Directions for this task: Every entry needs to be printed exactly, please.

Extracted data:

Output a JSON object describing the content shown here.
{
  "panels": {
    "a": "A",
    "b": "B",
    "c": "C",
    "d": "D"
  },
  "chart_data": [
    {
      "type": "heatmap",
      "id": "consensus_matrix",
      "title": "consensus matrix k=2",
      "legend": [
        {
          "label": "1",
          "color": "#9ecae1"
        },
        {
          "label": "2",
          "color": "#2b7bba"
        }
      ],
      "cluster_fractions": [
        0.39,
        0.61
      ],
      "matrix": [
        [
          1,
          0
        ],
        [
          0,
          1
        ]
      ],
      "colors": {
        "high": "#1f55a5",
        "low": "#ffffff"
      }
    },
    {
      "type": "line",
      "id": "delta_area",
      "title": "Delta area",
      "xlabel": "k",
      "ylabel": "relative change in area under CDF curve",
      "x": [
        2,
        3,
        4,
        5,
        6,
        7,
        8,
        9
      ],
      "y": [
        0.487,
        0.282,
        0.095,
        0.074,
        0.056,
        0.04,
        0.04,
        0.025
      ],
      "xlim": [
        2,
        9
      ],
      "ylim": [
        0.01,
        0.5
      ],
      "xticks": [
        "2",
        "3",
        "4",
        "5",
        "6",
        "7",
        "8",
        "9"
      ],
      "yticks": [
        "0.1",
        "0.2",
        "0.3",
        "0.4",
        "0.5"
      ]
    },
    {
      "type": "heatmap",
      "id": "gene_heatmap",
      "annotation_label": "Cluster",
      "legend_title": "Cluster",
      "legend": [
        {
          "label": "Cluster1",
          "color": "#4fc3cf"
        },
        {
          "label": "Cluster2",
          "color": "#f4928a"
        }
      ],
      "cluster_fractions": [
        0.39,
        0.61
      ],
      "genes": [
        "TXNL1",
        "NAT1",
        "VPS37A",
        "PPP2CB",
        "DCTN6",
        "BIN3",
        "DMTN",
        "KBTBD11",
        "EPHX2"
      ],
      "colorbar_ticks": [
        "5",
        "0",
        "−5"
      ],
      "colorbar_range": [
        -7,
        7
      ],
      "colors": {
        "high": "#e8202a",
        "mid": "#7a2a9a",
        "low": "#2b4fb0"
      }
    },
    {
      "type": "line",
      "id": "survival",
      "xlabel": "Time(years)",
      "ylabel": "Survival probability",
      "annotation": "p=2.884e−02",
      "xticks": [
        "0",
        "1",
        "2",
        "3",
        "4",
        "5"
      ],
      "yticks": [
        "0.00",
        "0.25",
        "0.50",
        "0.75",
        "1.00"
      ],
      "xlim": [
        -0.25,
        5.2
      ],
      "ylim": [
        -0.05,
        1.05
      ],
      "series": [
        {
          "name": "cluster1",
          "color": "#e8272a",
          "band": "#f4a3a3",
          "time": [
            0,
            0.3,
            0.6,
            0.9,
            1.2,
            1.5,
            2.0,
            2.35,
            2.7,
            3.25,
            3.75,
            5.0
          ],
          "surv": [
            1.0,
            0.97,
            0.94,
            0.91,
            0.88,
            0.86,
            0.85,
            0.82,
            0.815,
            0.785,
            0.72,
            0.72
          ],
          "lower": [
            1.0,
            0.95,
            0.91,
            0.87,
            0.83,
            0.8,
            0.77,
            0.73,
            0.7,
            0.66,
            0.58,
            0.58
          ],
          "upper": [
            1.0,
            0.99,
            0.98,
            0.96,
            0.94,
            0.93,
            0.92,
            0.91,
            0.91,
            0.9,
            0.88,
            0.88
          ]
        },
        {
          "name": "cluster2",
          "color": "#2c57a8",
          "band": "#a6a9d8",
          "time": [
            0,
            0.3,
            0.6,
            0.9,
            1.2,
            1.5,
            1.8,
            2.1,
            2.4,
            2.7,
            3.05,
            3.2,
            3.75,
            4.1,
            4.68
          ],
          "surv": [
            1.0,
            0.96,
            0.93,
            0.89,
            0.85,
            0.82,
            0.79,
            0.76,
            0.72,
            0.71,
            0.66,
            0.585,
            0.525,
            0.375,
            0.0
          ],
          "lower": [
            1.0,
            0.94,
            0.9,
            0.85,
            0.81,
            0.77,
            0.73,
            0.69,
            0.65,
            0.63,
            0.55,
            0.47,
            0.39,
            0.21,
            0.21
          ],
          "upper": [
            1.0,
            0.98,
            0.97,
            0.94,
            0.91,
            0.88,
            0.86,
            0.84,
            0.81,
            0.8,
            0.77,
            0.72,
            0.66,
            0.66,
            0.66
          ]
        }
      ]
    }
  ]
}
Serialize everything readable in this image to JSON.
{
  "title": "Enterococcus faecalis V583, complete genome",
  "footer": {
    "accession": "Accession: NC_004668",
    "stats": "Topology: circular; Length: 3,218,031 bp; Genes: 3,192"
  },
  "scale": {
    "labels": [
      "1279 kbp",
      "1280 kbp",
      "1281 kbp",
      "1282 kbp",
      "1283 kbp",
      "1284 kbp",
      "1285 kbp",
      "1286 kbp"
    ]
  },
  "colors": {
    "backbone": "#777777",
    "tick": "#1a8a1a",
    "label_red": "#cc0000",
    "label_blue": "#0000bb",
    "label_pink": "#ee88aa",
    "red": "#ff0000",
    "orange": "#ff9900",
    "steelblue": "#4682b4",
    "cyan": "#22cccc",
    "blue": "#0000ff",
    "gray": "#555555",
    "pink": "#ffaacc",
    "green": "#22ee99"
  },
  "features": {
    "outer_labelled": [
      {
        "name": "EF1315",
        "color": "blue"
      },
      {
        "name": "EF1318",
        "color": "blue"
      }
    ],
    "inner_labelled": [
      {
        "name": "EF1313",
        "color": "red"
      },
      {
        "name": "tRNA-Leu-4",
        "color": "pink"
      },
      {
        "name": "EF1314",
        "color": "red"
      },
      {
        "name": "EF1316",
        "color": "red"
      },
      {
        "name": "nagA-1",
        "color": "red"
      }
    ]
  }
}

Written solution:
Output a JSON object describing the content shown here.
{
  "panels": {
    "a": "A",
    "b": "B",
    "c": "C",
    "d": "D"
  },
  "chart_data": [
    {
      "type": "heatmap",
      "id": "consensus_matrix",
      "title": "consensus matrix k=2",
      "legend": [
        {
          "label": "1",
          "color": "#9ecae1"
        },
        {
          "label": "2",
          "color": "#2b7bba"
        }
      ],
      "cluster_fractions": [
        0.39,
        0.61
      ],
      "matrix": [
        [
          1,
          0
        ],
        [
          0,
          1
        ]
      ],
      "colors": {
        "high": "#1f55a5",
        "low": "#ffffff"
      }
    },
    {
      "type": "line",
      "id": "delta_area",
      "title": "Delta area",
      "xlabel": "k",
      "ylabel": "relative change in area under CDF curve",
      "x": [
        2,
        3,
        4,
        5,
        6,
        7,
        8,
        9
      ],
      "y": [
        0.487,
        0.282,
        0.095,
        0.074,
        0.056,
        0.04,
        0.04,
        0.025
      ],
      "xlim": [
        2,
        9
      ],
      "ylim": [
        0.01,
        0.5
      ],
      "xticks": [
        "2",
        "3",
        "4",
        "5",
        "6",
        "7",
        "8",
        "9"
      ],
      "yticks": [
        "0.1",
        "0.2",
        "0.3",
        "0.4",
        "0.5"
      ]
    },
    {
      "type": "heatmap",
      "id": "gene_heatmap",
      "annotation_label": "Cluster",
      "legend_title": "Cluster",
      "legend": [
        {
          "label": "Cluster1",
          "color": "#4fc3cf"
        },
        {
          "label": "Cluster2",
          "color": "#f4928a"
        }
      ],
      "cluster_fractions": [
        0.39,
        0.61
      ],
      "genes": [
        "TXNL1",
        "NAT1",
        "VPS37A",
        "PPP2CB",
        "DCTN6",
        "BIN3",
        "DMTN",
        "KBTBD11",
        "EPHX2"
      ],
      "colorbar_ticks": [
        "5",
        "0",
        "−5"
      ],
      "colorbar_range": [
        -7,
        7
      ],
      "colors": {
        "high": "#e8202a",
        "mid": "#7a2a9a",
        "low": "#2b4fb0"
      }
    },
    {
      "type": "line",
      "id": "survival",
      "xlabel": "Time(years)",
      "ylabel": "Survival probability",
      "annotation": "p=2.884e−02",
      "xticks": [
        "0",
        "1",
        "2",
        "3",
        "4",
        "5"
      ],
      "yticks": [
        "0.00",
        "0.25",
        "0.50",
        "0.75",
        "1.00"
      ],
      "xlim": [
        -0.25,
        5.2
      ],
      "ylim": [
        -0.05,
        1.05
      ],
      "series": [
        {
          "name": "cluster1",
          "color": "#e8272a",
          "band": "#f4a3a3",
          "time": [
            0,
            0.3,
            0.6,
            0.9,
            1.2,
            1.5,
            2.0,
            2.35,
            2.7,
            3.25,
            3.75,
            5.0
          ],
          "surv": [
            1.0,
            0.97,
            0.94,
            0.91,
            0.88,
            0.86,
            0.85,
            0.82,
            0.815,
            0.785,
            0.72,
            0.72
          ],
          "lower": [
            1.0,
            0.95,
            0.91,
            0.87,
            0.83,
            0.8,
            0.77,
            0.73,
            0.7,
            0.66,
            0.58,
            0.58
          ],
          "upper": [
            1.0,
            0.99,
            0.98,
            0.96,
            0.94,
            0.93,
            0.92,
            0.91,
            0.91,
            0.9,
            0.88,
            0.88
          ]
        },
        {
          "name": "cluster2",
          "color": "#2c57a8",
          "band": "#a6a9d8",
          "time": [
            0,
            0.3,
            0.6,
            0.9,
            1.2,
            1.5,
            1.8,
            2.1,
            2.4,
            2.7,
            3.05,
            3.2,
            3.75,
            4.1,
            4.68
          ],
          "surv": [
            1.0,
            0.96,
            0.93,
            0.89,
            0.85,
            0.82,
            0.79,
            0.76,
            0.72,
            0.71,
            0.66,
            0.585,
            0.525,
            0.375,
            0.0
          ],
          "lower": [
            1.0,
            0.94,
            0.9,
            0.85,
            0.81,
            0.77,
            0.73,
            0.69,
            0.65,
            0.63,
            0.55,
            0.47,
            0.39,
            0.21,
            0.21
          ],
          "upper": [
            1.0,
            0.98,
            0.97,
            0.94,
            0.91,
            0.88,
            0.86,
            0.84,
            0.81,
            0.8,
            0.77,
            0.72,
            0.66,
            0.66,
            0.66
          ]
        }
      ]
    }
  ]
}
Serialize everything readable in this image to JSON.
{
  "title": "Enterococcus faecalis V583, complete genome",
  "footer": {
    "accession": "Accession: NC_004668",
    "stats": "Topology: circular; Length: 3,218,031 bp; Genes: 3,192"
  },
  "scale": {
    "labels": [
      "1279 kbp",
      "1280 kbp",
      "1281 kbp",
      "1282 kbp",
      "1283 kbp",
      "1284 kbp",
      "1285 kbp",
      "1286 kbp"
    ]
  },
  "colors": {
    "backbone": "#777777",
    "tick": "#1a8a1a",
    "label_red": "#cc0000",
    "label_blue": "#0000bb",
    "label_pink": "#ee88aa",
    "red": "#ff0000",
    "orange": "#ff9900",
    "steelblue": "#4682b4",
    "cyan": "#22cccc",
    "blue": "#0000ff",
    "gray": "#555555",
    "pink": "#ffaacc",
    "green": "#22ee99"
  },
  "features": {
    "outer_labelled": [
      {
        "name": "EF1315",
        "color": "blue"
      },
      {
        "name": "EF1318",
        "color": "blue"
      }
    ],
    "inner_labelled": [
      {
        "name": "EF1313",
        "color": "red"
      },
      {
        "name": "tRNA-Leu-4",
        "color": "pink"
      },
      {
        "name": "EF1314",
        "color": "red"
      },
      {
        "name": "EF1316",
        "color": "red"
      },
      {
        "name": "nagA-1",
        "color": "red"
      }
    ]
  }
}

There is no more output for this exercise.